◆ **Input**:
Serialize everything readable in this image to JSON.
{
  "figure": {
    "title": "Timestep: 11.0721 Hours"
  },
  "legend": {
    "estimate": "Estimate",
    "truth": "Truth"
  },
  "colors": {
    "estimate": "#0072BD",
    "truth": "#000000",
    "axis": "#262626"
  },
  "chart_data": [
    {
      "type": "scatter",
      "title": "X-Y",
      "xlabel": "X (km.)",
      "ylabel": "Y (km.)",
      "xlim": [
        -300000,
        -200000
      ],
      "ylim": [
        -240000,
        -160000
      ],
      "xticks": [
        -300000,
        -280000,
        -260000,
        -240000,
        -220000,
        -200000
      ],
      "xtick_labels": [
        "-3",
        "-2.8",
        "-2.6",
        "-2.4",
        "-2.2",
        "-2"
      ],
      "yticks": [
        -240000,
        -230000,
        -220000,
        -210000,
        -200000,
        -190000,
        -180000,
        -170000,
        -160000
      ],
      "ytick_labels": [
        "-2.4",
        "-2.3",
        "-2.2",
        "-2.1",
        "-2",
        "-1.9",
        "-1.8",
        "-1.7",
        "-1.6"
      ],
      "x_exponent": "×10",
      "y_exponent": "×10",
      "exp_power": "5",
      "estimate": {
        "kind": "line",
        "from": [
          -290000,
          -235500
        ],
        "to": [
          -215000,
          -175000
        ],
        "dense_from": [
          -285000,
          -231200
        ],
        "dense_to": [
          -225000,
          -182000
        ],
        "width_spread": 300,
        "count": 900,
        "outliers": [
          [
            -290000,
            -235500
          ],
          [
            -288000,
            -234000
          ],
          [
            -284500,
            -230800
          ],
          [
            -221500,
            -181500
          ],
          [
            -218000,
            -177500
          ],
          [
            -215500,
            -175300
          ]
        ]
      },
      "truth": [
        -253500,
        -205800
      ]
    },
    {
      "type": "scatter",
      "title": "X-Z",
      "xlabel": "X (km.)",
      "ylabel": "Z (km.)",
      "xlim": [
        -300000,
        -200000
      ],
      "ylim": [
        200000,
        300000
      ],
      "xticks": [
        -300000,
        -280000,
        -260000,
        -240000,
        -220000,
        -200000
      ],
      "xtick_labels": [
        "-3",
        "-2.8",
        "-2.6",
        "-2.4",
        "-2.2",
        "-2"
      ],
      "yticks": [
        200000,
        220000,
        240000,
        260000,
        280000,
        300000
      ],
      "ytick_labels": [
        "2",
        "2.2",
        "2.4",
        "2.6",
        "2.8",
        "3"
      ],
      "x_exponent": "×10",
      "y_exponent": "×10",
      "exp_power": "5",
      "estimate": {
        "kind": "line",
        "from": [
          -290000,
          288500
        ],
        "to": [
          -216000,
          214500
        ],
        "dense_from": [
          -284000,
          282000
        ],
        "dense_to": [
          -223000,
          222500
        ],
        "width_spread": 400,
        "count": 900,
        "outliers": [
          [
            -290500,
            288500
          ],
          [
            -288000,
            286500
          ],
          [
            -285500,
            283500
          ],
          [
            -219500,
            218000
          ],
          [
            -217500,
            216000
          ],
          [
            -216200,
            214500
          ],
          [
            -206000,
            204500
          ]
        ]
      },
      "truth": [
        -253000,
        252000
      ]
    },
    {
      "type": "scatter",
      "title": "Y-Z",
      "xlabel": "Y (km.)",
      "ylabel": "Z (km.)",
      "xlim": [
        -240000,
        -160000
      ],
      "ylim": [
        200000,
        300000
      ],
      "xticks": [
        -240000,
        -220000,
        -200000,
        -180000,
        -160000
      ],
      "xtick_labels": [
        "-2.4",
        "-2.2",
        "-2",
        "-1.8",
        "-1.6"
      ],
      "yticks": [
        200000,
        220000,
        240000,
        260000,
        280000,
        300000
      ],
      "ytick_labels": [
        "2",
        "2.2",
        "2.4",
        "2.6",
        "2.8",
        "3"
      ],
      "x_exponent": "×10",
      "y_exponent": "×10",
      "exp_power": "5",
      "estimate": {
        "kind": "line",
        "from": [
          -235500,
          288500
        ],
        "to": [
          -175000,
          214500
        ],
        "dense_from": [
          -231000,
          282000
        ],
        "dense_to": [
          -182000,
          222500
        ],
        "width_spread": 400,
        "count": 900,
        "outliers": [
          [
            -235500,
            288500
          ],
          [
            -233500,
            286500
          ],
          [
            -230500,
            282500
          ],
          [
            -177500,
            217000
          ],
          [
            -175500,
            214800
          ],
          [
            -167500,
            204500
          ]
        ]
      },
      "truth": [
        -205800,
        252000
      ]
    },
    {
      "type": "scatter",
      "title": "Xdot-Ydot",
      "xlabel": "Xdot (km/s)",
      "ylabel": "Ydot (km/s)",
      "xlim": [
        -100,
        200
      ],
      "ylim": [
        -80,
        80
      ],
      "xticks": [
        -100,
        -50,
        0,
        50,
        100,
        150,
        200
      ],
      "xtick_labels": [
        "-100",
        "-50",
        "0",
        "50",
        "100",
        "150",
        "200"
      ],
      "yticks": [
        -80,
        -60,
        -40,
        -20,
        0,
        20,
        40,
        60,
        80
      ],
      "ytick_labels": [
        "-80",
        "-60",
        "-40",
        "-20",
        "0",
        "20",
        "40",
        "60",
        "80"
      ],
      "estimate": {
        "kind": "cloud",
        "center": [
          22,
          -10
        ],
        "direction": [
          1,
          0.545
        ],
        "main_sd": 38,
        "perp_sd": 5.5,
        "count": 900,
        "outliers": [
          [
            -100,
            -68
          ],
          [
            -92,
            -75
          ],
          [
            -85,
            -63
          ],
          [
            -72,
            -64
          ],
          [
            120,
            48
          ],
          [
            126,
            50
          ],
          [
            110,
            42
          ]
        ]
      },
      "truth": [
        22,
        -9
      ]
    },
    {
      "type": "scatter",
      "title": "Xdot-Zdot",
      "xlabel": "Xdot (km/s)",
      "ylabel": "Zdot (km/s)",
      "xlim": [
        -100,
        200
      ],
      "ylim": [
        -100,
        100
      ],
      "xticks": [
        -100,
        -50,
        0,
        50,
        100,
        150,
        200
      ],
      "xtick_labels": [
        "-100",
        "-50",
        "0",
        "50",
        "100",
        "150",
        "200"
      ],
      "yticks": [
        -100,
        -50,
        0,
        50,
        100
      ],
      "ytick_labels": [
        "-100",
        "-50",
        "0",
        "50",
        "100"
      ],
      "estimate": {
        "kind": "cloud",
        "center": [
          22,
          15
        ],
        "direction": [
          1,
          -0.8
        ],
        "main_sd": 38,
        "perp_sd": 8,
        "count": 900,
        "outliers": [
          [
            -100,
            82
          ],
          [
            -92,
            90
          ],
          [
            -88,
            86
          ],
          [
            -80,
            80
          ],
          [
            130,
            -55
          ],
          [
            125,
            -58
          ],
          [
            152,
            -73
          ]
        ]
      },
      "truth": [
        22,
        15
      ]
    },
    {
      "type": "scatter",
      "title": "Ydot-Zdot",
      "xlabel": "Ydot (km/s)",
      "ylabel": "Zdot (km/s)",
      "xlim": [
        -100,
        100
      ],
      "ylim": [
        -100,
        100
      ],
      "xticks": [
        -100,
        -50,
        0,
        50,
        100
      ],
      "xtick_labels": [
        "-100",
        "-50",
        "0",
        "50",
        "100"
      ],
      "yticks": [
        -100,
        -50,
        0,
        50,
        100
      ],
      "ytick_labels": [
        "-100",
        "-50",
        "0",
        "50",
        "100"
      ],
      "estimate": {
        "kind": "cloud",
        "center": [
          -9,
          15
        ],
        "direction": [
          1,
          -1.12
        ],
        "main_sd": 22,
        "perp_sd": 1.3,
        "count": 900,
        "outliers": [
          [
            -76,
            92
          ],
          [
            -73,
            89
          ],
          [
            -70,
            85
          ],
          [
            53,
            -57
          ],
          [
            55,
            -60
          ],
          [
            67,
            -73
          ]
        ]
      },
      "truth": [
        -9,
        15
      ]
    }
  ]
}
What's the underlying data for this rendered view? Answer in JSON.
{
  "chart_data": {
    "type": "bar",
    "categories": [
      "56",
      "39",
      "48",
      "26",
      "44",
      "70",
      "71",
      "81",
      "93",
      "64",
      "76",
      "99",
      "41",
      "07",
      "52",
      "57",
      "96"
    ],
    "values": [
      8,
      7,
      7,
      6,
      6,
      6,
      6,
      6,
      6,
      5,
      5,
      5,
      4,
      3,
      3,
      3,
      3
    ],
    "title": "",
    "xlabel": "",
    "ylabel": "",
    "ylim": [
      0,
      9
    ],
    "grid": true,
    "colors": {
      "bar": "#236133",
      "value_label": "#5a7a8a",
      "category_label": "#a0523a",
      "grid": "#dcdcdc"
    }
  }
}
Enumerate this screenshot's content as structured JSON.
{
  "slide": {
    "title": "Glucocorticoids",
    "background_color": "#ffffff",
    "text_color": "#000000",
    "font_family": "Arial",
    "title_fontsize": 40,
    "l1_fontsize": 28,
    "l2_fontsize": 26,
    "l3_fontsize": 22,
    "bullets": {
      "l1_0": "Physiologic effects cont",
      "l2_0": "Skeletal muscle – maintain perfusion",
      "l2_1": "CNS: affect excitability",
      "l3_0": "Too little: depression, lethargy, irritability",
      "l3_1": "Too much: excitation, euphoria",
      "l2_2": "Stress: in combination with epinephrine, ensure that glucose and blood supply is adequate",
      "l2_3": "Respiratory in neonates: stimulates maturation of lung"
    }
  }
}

◆ **Problem requirements**: Retype, exactly and only, the lines running from the one with "What's the underlying" through the final line of the listing above.

◆ **Exercise output**:
What's the underlying data for this rendered view? Answer in JSON.
{
  "chart_data": {
    "type": "bar",
    "categories": [
      "56",
      "39",
      "48",
      "26",
      "44",
      "70",
      "71",
      "81",
      "93",
      "64",
      "76",
      "99",
      "41",
      "07",
      "52",
      "57",
      "96"
    ],
    "values": [
      8,
      7,
      7,
      6,
      6,
      6,
      6,
      6,
      6,
      5,
      5,
      5,
      4,
      3,
      3,
      3,
      3
    ],
    "title": "",
    "xlabel": "",
    "ylabel": "",
    "ylim": [
      0,
      9
    ],
    "grid": true,
    "colors": {
      "bar": "#236133",
      "value_label": "#5a7a8a",
      "category_label": "#a0523a",
      "grid": "#dcdcdc"
    }
  }
}
Enumerate this screenshot's content as structured JSON.
{
  "slide": {
    "title": "Glucocorticoids",
    "background_color": "#ffffff",
    "text_color": "#000000",
    "font_family": "Arial",
    "title_fontsize": 40,
    "l1_fontsize": 28,
    "l2_fontsize": 26,
    "l3_fontsize": 22,
    "bullets": {
      "l1_0": "Physiologic effects cont",
      "l2_0": "Skeletal muscle – maintain perfusion",
      "l2_1": "CNS: affect excitability",
      "l3_0": "Too little: depression, lethargy, irritability",
      "l3_1": "Too much: excitation, euphoria",
      "l2_2": "Stress: in combination with epinephrine, ensure that glucose and blood supply is adequate",
      "l2_3": "Respiratory in neonates: stimulates maturation of lung"
    }
  }
}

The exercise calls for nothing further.